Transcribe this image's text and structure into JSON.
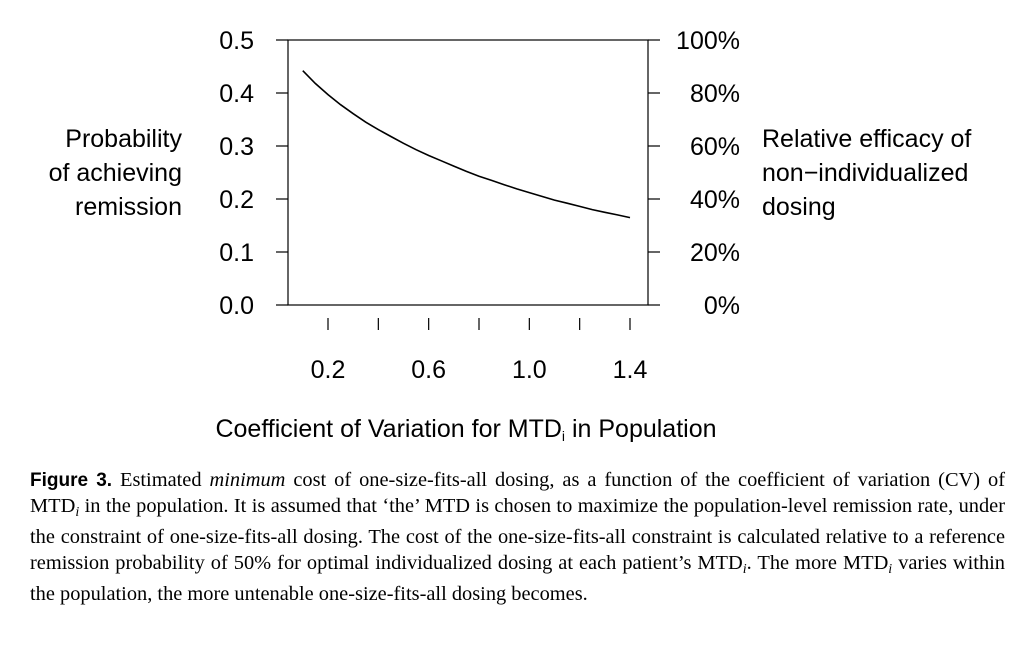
{
  "chart_data": {
    "type": "line",
    "title": "",
    "xlabel_main": "Coefficient of Variation for MTD",
    "xlabel_sub": "i",
    "xlabel_tail": " in Population",
    "ylabel_left": [
      "Probability",
      "of achieving",
      "remission"
    ],
    "ylabel_right": [
      "Relative efficacy of",
      "non−individualized",
      "dosing"
    ],
    "xlim": [
      0.1,
      1.4
    ],
    "ylim": [
      0,
      0.5
    ],
    "x_ticks": [
      0.2,
      0.6,
      1.0,
      1.4
    ],
    "x_tick_labels": [
      "0.2",
      "0.6",
      "1.0",
      "1.4"
    ],
    "y_ticks": [
      0,
      0.1,
      0.2,
      0.3,
      0.4,
      0.5
    ],
    "y_tick_labels": [
      "0.0",
      "0.1",
      "0.2",
      "0.3",
      "0.4",
      "0.5"
    ],
    "y2_tick_labels": [
      "0%",
      "20%",
      "40%",
      "60%",
      "80%",
      "100%"
    ],
    "grid": false,
    "series": [
      {
        "x": [
          0.1,
          0.15,
          0.2,
          0.25,
          0.3,
          0.35,
          0.4,
          0.45,
          0.5,
          0.55,
          0.6,
          0.65,
          0.7,
          0.75,
          0.8,
          0.85,
          0.9,
          0.95,
          1.0,
          1.05,
          1.1,
          1.15,
          1.2,
          1.25,
          1.3,
          1.35,
          1.4
        ],
        "y": [
          0.442,
          0.418,
          0.397,
          0.378,
          0.361,
          0.345,
          0.331,
          0.318,
          0.305,
          0.293,
          0.282,
          0.272,
          0.262,
          0.252,
          0.243,
          0.235,
          0.227,
          0.219,
          0.212,
          0.205,
          0.198,
          0.192,
          0.186,
          0.18,
          0.175,
          0.17,
          0.165
        ],
        "color": "#000000"
      }
    ]
  },
  "caption": {
    "label": "Figure 3.",
    "t1": " Estimated ",
    "t1_em": "minimum",
    "t2": " cost of one-size-fits-all dosing, as a function of the coefficient of variation (CV) of MTD",
    "sub_i": "i",
    "t3": " in the population. It is assumed that ‘the’ MTD is chosen to maximize the population-level remission rate, under the constraint of one-size-fits-all dosing. The cost of the one-size-fits-all constraint is calculated relative to a reference remission probability of 50% for optimal individualized dosing at each patient’s MTD",
    "t4": ". The more MTD",
    "t5": " varies within the population, the more untenable one-size-fits-all dosing becomes."
  }
}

→ **Your goal**
Print each line of the material above exactly, with the pictures removed from your copy.

→ **Solution to this exercise**
Transcribe this image's text and structure into JSON.
{
  "chart_data": {
    "type": "line",
    "title": "",
    "xlabel_main": "Coefficient of Variation for MTD",
    "xlabel_sub": "i",
    "xlabel_tail": " in Population",
    "ylabel_left": [
      "Probability",
      "of achieving",
      "remission"
    ],
    "ylabel_right": [
      "Relative efficacy of",
      "non−individualized",
      "dosing"
    ],
    "xlim": [
      0.1,
      1.4
    ],
    "ylim": [
      0,
      0.5
    ],
    "x_ticks": [
      0.2,
      0.6,
      1.0,
      1.4
    ],
    "x_tick_labels": [
      "0.2",
      "0.6",
      "1.0",
      "1.4"
    ],
    "y_ticks": [
      0,
      0.1,
      0.2,
      0.3,
      0.4,
      0.5
    ],
    "y_tick_labels": [
      "0.0",
      "0.1",
      "0.2",
      "0.3",
      "0.4",
      "0.5"
    ],
    "y2_tick_labels": [
      "0%",
      "20%",
      "40%",
      "60%",
      "80%",
      "100%"
    ],
    "grid": false,
    "series": [
      {
        "x": [
          0.1,
          0.15,
          0.2,
          0.25,
          0.3,
          0.35,
          0.4,
          0.45,
          0.5,
          0.55,
          0.6,
          0.65,
          0.7,
          0.75,
          0.8,
          0.85,
          0.9,
          0.95,
          1.0,
          1.05,
          1.1,
          1.15,
          1.2,
          1.25,
          1.3,
          1.35,
          1.4
        ],
        "y": [
          0.442,
          0.418,
          0.397,
          0.378,
          0.361,
          0.345,
          0.331,
          0.318,
          0.305,
          0.293,
          0.282,
          0.272,
          0.262,
          0.252,
          0.243,
          0.235,
          0.227,
          0.219,
          0.212,
          0.205,
          0.198,
          0.192,
          0.186,
          0.18,
          0.175,
          0.17,
          0.165
        ],
        "color": "#000000"
      }
    ]
  },
  "caption": {
    "label": "Figure 3.",
    "t1": " Estimated ",
    "t1_em": "minimum",
    "t2": " cost of one-size-fits-all dosing, as a function of the coefficient of variation (CV) of MTD",
    "sub_i": "i",
    "t3": " in the population. It is assumed that ‘the’ MTD is chosen to maximize the population-level remission rate, under the constraint of one-size-fits-all dosing. The cost of the one-size-fits-all constraint is calculated relative to a reference remission probability of 50% for optimal individualized dosing at each patient’s MTD",
    "t4": ". The more MTD",
    "t5": " varies within the population, the more untenable one-size-fits-all dosing becomes."
  }
}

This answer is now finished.